** BEGIN Data for this exercise **

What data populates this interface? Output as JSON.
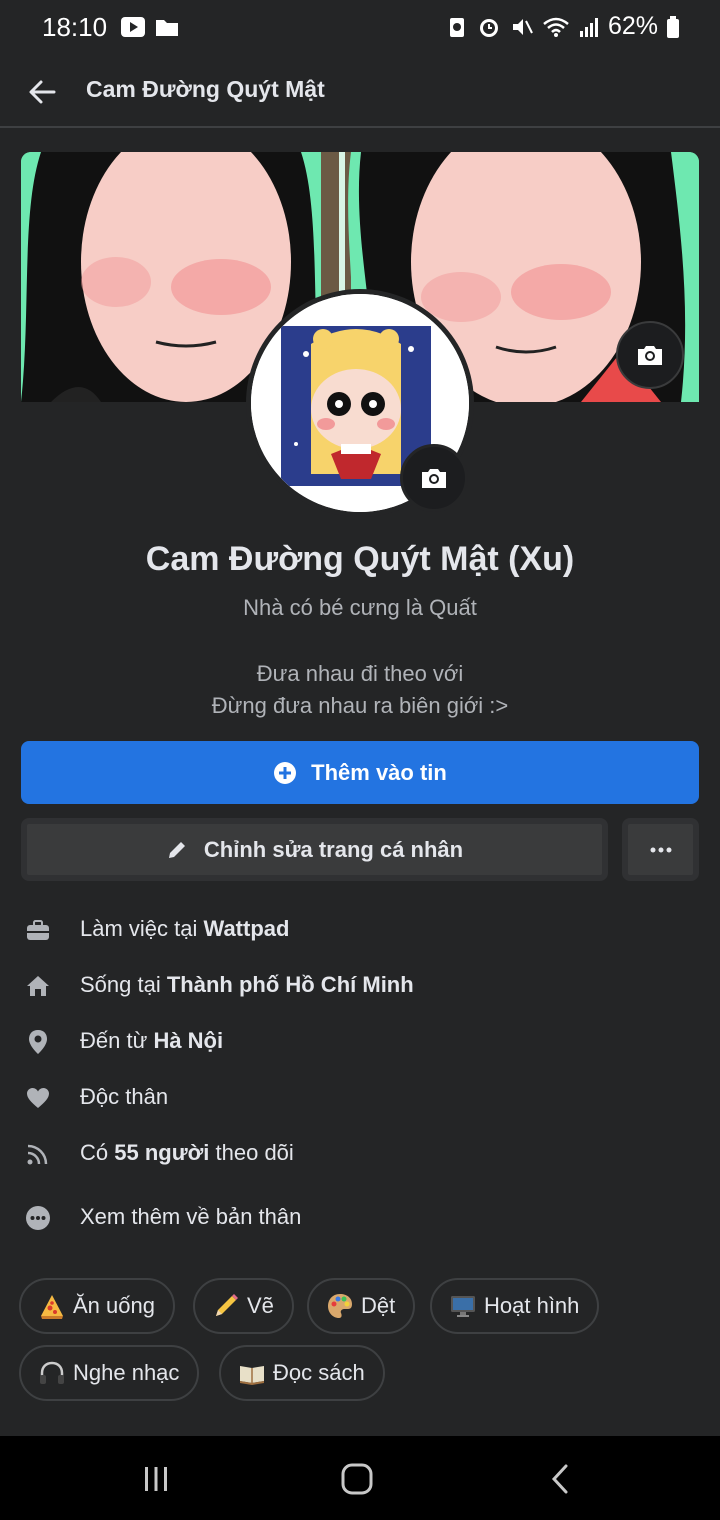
{
  "status_bar": {
    "time": "18:10",
    "battery": "62%"
  },
  "header": {
    "title": "Cam Đường Quýt Mật"
  },
  "profile": {
    "name": "Cam Đường Quýt Mật (Xu)",
    "nickname": "Nhà có bé cưng là Quất",
    "bio_line1": "Đưa nhau đi theo với",
    "bio_line2": "Đừng đưa nhau ra biên giới :>"
  },
  "actions": {
    "add_story": "Thêm vào tin",
    "edit_profile": "Chỉnh sửa trang cá nhân",
    "more": "···"
  },
  "details": {
    "work_prefix": "Làm việc tại ",
    "work_place": "Wattpad",
    "lives_prefix": "Sống tại ",
    "lives_place": "Thành phố Hồ Chí Minh",
    "from_prefix": "Đến từ ",
    "from_place": "Hà Nội",
    "relationship": "Độc thân",
    "followers_prefix": "Có ",
    "followers_count": "55 người",
    "followers_suffix": " theo dõi",
    "see_more": "Xem thêm về bản thân"
  },
  "hobbies": [
    {
      "emoji": "pizza-icon",
      "label": "Ăn uống"
    },
    {
      "emoji": "pencil-icon",
      "label": "Vẽ"
    },
    {
      "emoji": "palette-icon",
      "label": "Dệt"
    },
    {
      "emoji": "monitor-icon",
      "label": "Hoạt hình"
    },
    {
      "emoji": "headphones-icon",
      "label": "Nghe nhạc"
    },
    {
      "emoji": "book-icon",
      "label": "Đọc sách"
    }
  ],
  "colors": {
    "background": "#242526",
    "primary_button": "#2374e1",
    "secondary_button": "#3a3b3c",
    "text_primary": "#e4e6eb",
    "text_secondary": "#b0b3b8"
  }
}
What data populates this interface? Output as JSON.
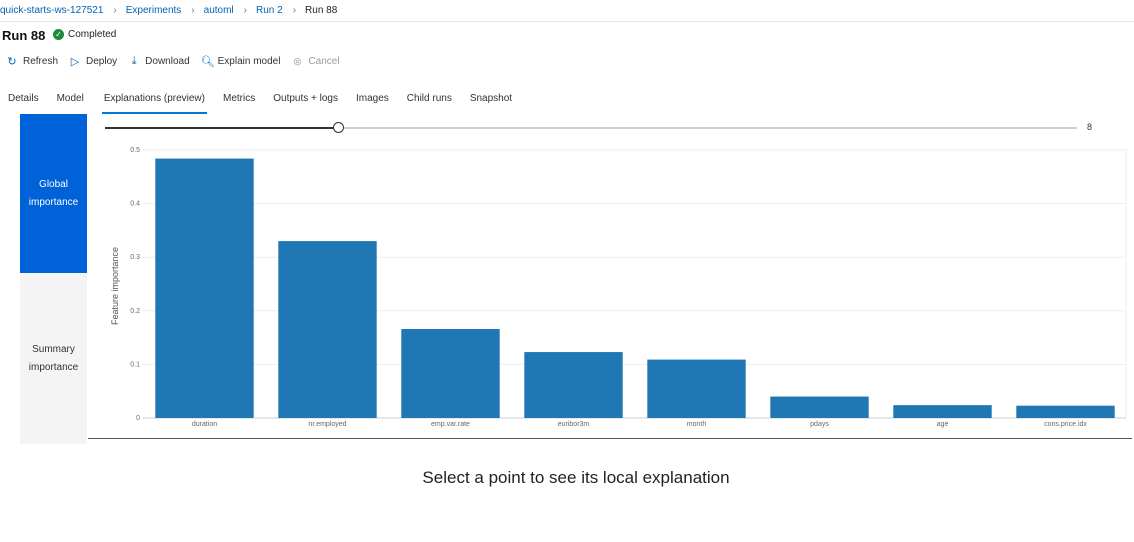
{
  "breadcrumb": [
    "quick-starts-ws-127521",
    "Experiments",
    "automl",
    "Run 2",
    "Run 88"
  ],
  "run": {
    "title": "Run 88",
    "status": "Completed"
  },
  "toolbar": {
    "refresh": "Refresh",
    "deploy": "Deploy",
    "download": "Download",
    "explain": "Explain model",
    "cancel": "Cancel"
  },
  "tabs": [
    "Details",
    "Model",
    "Explanations (preview)",
    "Metrics",
    "Outputs + logs",
    "Images",
    "Child runs",
    "Snapshot"
  ],
  "active_tab": "Explanations (preview)",
  "side_nav": {
    "global": "Global importance",
    "summary": "Summary importance"
  },
  "slider": {
    "value": "8",
    "fraction": 0.24
  },
  "chart_data": {
    "type": "bar",
    "categories": [
      "duration",
      "nr.employed",
      "emp.var.rate",
      "euribor3m",
      "month",
      "pdays",
      "age",
      "cons.price.idx"
    ],
    "values": [
      0.484,
      0.33,
      0.166,
      0.123,
      0.109,
      0.04,
      0.024,
      0.023
    ],
    "ylabel": "Feature importance",
    "yticks": [
      "0",
      "0.1",
      "0.2",
      "0.3",
      "0.4",
      "0.5"
    ],
    "ylim": [
      0,
      0.5
    ],
    "bar_color": "#1f77b4",
    "grid": true
  },
  "message": "Select a point to see its local explanation",
  "colors": {
    "accent": "#0078d4",
    "nav_active": "#0062d9",
    "success": "#1e8a3e"
  }
}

** END Data for this exercise **

■ Written exercise
Transcribe the records above verbatim. Do not carry over any picture.

■ Full response
What data populates this interface? Output as JSON.
{
  "status_bar": {
    "time": "18:10",
    "battery": "62%"
  },
  "header": {
    "title": "Cam Đường Quýt Mật"
  },
  "profile": {
    "name": "Cam Đường Quýt Mật (Xu)",
    "nickname": "Nhà có bé cưng là Quất",
    "bio_line1": "Đưa nhau đi theo với",
    "bio_line2": "Đừng đưa nhau ra biên giới :>"
  },
  "actions": {
    "add_story": "Thêm vào tin",
    "edit_profile": "Chỉnh sửa trang cá nhân",
    "more": "···"
  },
  "details": {
    "work_prefix": "Làm việc tại ",
    "work_place": "Wattpad",
    "lives_prefix": "Sống tại ",
    "lives_place": "Thành phố Hồ Chí Minh",
    "from_prefix": "Đến từ ",
    "from_place": "Hà Nội",
    "relationship": "Độc thân",
    "followers_prefix": "Có ",
    "followers_count": "55 người",
    "followers_suffix": " theo dõi",
    "see_more": "Xem thêm về bản thân"
  },
  "hobbies": [
    {
      "emoji": "pizza-icon",
      "label": "Ăn uống"
    },
    {
      "emoji": "pencil-icon",
      "label": "Vẽ"
    },
    {
      "emoji": "palette-icon",
      "label": "Dệt"
    },
    {
      "emoji": "monitor-icon",
      "label": "Hoạt hình"
    },
    {
      "emoji": "headphones-icon",
      "label": "Nghe nhạc"
    },
    {
      "emoji": "book-icon",
      "label": "Đọc sách"
    }
  ],
  "colors": {
    "background": "#242526",
    "primary_button": "#2374e1",
    "secondary_button": "#3a3b3c",
    "text_primary": "#e4e6eb",
    "text_secondary": "#b0b3b8"
  }
}
What data populates this interface? Output as JSON.
{
  "breadcrumb": [
    "quick-starts-ws-127521",
    "Experiments",
    "automl",
    "Run 2",
    "Run 88"
  ],
  "run": {
    "title": "Run 88",
    "status": "Completed"
  },
  "toolbar": {
    "refresh": "Refresh",
    "deploy": "Deploy",
    "download": "Download",
    "explain": "Explain model",
    "cancel": "Cancel"
  },
  "tabs": [
    "Details",
    "Model",
    "Explanations (preview)",
    "Metrics",
    "Outputs + logs",
    "Images",
    "Child runs",
    "Snapshot"
  ],
  "active_tab": "Explanations (preview)",
  "side_nav": {
    "global": "Global importance",
    "summary": "Summary importance"
  },
  "slider": {
    "value": "8",
    "fraction": 0.24
  },
  "chart_data": {
    "type": "bar",
    "categories": [
      "duration",
      "nr.employed",
      "emp.var.rate",
      "euribor3m",
      "month",
      "pdays",
      "age",
      "cons.price.idx"
    ],
    "values": [
      0.484,
      0.33,
      0.166,
      0.123,
      0.109,
      0.04,
      0.024,
      0.023
    ],
    "ylabel": "Feature importance",
    "yticks": [
      "0",
      "0.1",
      "0.2",
      "0.3",
      "0.4",
      "0.5"
    ],
    "ylim": [
      0,
      0.5
    ],
    "bar_color": "#1f77b4",
    "grid": true
  },
  "message": "Select a point to see its local explanation",
  "colors": {
    "accent": "#0078d4",
    "nav_active": "#0062d9",
    "success": "#1e8a3e"
  }
}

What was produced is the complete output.